Work required
Go through the entries below and print each one exactly, leaving out pictures.

Entries shown

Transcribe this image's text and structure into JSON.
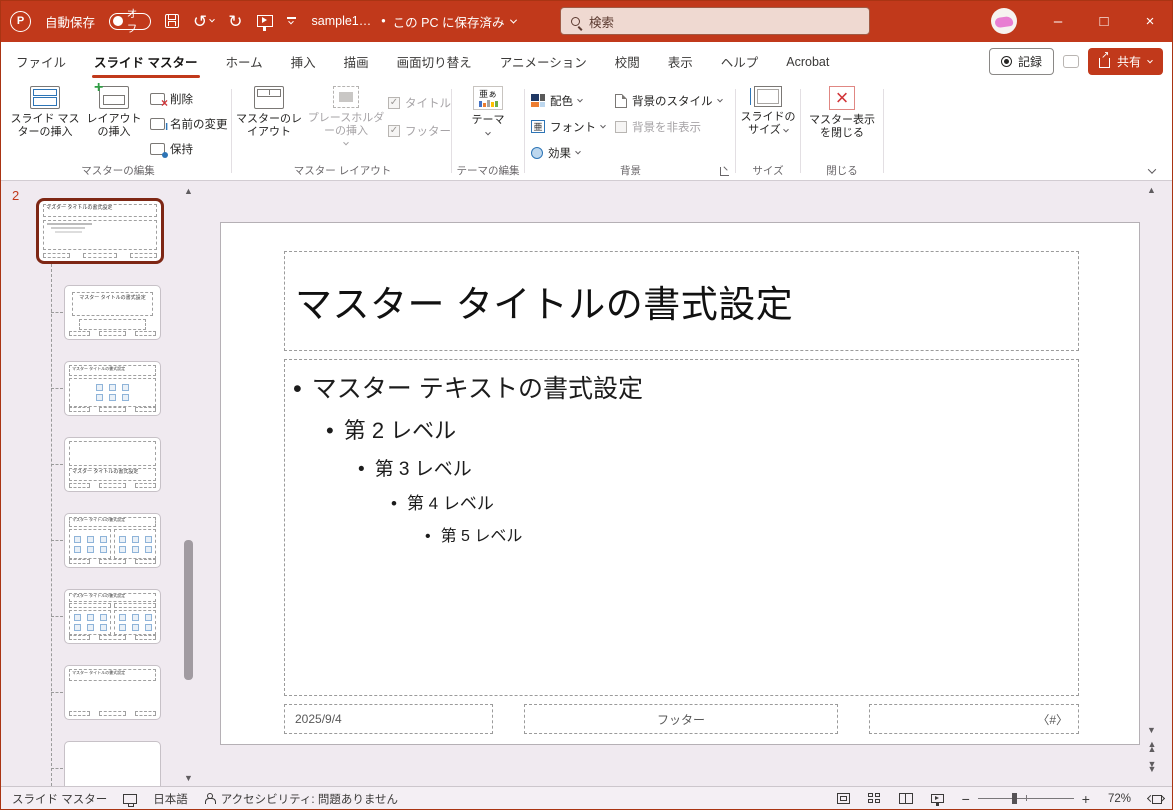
{
  "titlebar": {
    "app_initial": "P",
    "autosave_label": "自動保存",
    "autosave_state": "オフ",
    "filename": "sample1…",
    "saved_bullet": "•",
    "saved_status": "この PC に保存済み",
    "search_placeholder": "検索"
  },
  "window_controls": {
    "minimize": "–",
    "maximize": "□",
    "close": "×"
  },
  "tabs": {
    "items": [
      "ファイル",
      "スライド マスター",
      "ホーム",
      "挿入",
      "描画",
      "画面切り替え",
      "アニメーション",
      "校閲",
      "表示",
      "ヘルプ",
      "Acrobat"
    ],
    "active": "スライド マスター"
  },
  "ribbon": {
    "record_label": "記録",
    "share_label": "共有",
    "groups": {
      "master_edit": {
        "label": "マスターの編集",
        "insert_slide_master": "スライド マスターの挿入",
        "insert_layout": "レイアウトの挿入",
        "delete_btn": "削除",
        "rename_btn": "名前の変更",
        "preserve_btn": "保持"
      },
      "master_layout": {
        "label": "マスター レイアウト",
        "master_layout_btn": "マスターのレイアウト",
        "insert_placeholder_btn": "プレースホルダーの挿入",
        "title_checkbox": "タイトル",
        "footer_checkbox": "フッター",
        "check_glyph": "✓"
      },
      "edit_theme": {
        "label": "テーマの編集",
        "themes_btn": "テーマ",
        "theme_icon_text": "亜ぁ"
      },
      "background": {
        "label": "背景",
        "colors_btn": "配色",
        "fonts_btn": "フォント",
        "effects_btn": "効果",
        "bg_styles_btn": "背景のスタイル",
        "hide_bg_checkbox": "背景を非表示",
        "fonts_icon_text": "亜"
      },
      "size": {
        "label": "サイズ",
        "slide_size_btn": "スライドのサイズ"
      },
      "close": {
        "label": "閉じる",
        "close_master_btn": "マスター表示を閉じる",
        "close_icon_glyph": "×"
      }
    }
  },
  "thumbnail_panel": {
    "slide_number": "2",
    "placeholder_title": "マスター タイトルの書式設定",
    "layouts": [
      {
        "type": "master"
      },
      {
        "type": "title-slide"
      },
      {
        "type": "title-content"
      },
      {
        "type": "section-header"
      },
      {
        "type": "two-content"
      },
      {
        "type": "comparison"
      },
      {
        "type": "title-only"
      },
      {
        "type": "blank"
      }
    ]
  },
  "slide": {
    "title": "マスター タイトルの書式設定",
    "bullets": [
      "マスター テキストの書式設定",
      "第 2 レベル",
      "第 3 レベル",
      "第 4 レベル",
      "第 5 レベル"
    ],
    "date": "2025/9/4",
    "footer": "フッター",
    "slide_number_token": "〈#〉"
  },
  "statusbar": {
    "view_name": "スライド マスター",
    "language": "日本語",
    "accessibility": "アクセシビリティ: 問題ありません",
    "zoom": "72%"
  },
  "colors": {
    "accent": "#c1391b",
    "selected_thumb_border": "#7e2715",
    "theme_bar_colors": [
      "#4472c4",
      "#ed7d31",
      "#a5a5a5",
      "#ffc000",
      "#70ad47"
    ],
    "color_scheme_squares": [
      "#203864",
      "#595959",
      "#ed7d31",
      "#bdd7ee"
    ]
  }
}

Output
Transcribe this image's text and structure into JSON.
{
  "titlebar": {
    "app_initial": "P",
    "autosave_label": "自動保存",
    "autosave_state": "オフ",
    "filename": "sample1…",
    "saved_bullet": "•",
    "saved_status": "この PC に保存済み",
    "search_placeholder": "検索"
  },
  "window_controls": {
    "minimize": "–",
    "maximize": "□",
    "close": "×"
  },
  "tabs": {
    "items": [
      "ファイル",
      "スライド マスター",
      "ホーム",
      "挿入",
      "描画",
      "画面切り替え",
      "アニメーション",
      "校閲",
      "表示",
      "ヘルプ",
      "Acrobat"
    ],
    "active": "スライド マスター"
  },
  "ribbon": {
    "record_label": "記録",
    "share_label": "共有",
    "groups": {
      "master_edit": {
        "label": "マスターの編集",
        "insert_slide_master": "スライド マスターの挿入",
        "insert_layout": "レイアウトの挿入",
        "delete_btn": "削除",
        "rename_btn": "名前の変更",
        "preserve_btn": "保持"
      },
      "master_layout": {
        "label": "マスター レイアウト",
        "master_layout_btn": "マスターのレイアウト",
        "insert_placeholder_btn": "プレースホルダーの挿入",
        "title_checkbox": "タイトル",
        "footer_checkbox": "フッター",
        "check_glyph": "✓"
      },
      "edit_theme": {
        "label": "テーマの編集",
        "themes_btn": "テーマ",
        "theme_icon_text": "亜ぁ"
      },
      "background": {
        "label": "背景",
        "colors_btn": "配色",
        "fonts_btn": "フォント",
        "effects_btn": "効果",
        "bg_styles_btn": "背景のスタイル",
        "hide_bg_checkbox": "背景を非表示",
        "fonts_icon_text": "亜"
      },
      "size": {
        "label": "サイズ",
        "slide_size_btn": "スライドのサイズ"
      },
      "close": {
        "label": "閉じる",
        "close_master_btn": "マスター表示を閉じる",
        "close_icon_glyph": "×"
      }
    }
  },
  "thumbnail_panel": {
    "slide_number": "2",
    "placeholder_title": "マスター タイトルの書式設定",
    "layouts": [
      {
        "type": "master"
      },
      {
        "type": "title-slide"
      },
      {
        "type": "title-content"
      },
      {
        "type": "section-header"
      },
      {
        "type": "two-content"
      },
      {
        "type": "comparison"
      },
      {
        "type": "title-only"
      },
      {
        "type": "blank"
      }
    ]
  },
  "slide": {
    "title": "マスター タイトルの書式設定",
    "bullets": [
      "マスター テキストの書式設定",
      "第 2 レベル",
      "第 3 レベル",
      "第 4 レベル",
      "第 5 レベル"
    ],
    "date": "2025/9/4",
    "footer": "フッター",
    "slide_number_token": "〈#〉"
  },
  "statusbar": {
    "view_name": "スライド マスター",
    "language": "日本語",
    "accessibility": "アクセシビリティ: 問題ありません",
    "zoom": "72%"
  },
  "colors": {
    "accent": "#c1391b",
    "selected_thumb_border": "#7e2715",
    "theme_bar_colors": [
      "#4472c4",
      "#ed7d31",
      "#a5a5a5",
      "#ffc000",
      "#70ad47"
    ],
    "color_scheme_squares": [
      "#203864",
      "#595959",
      "#ed7d31",
      "#bdd7ee"
    ]
  }
}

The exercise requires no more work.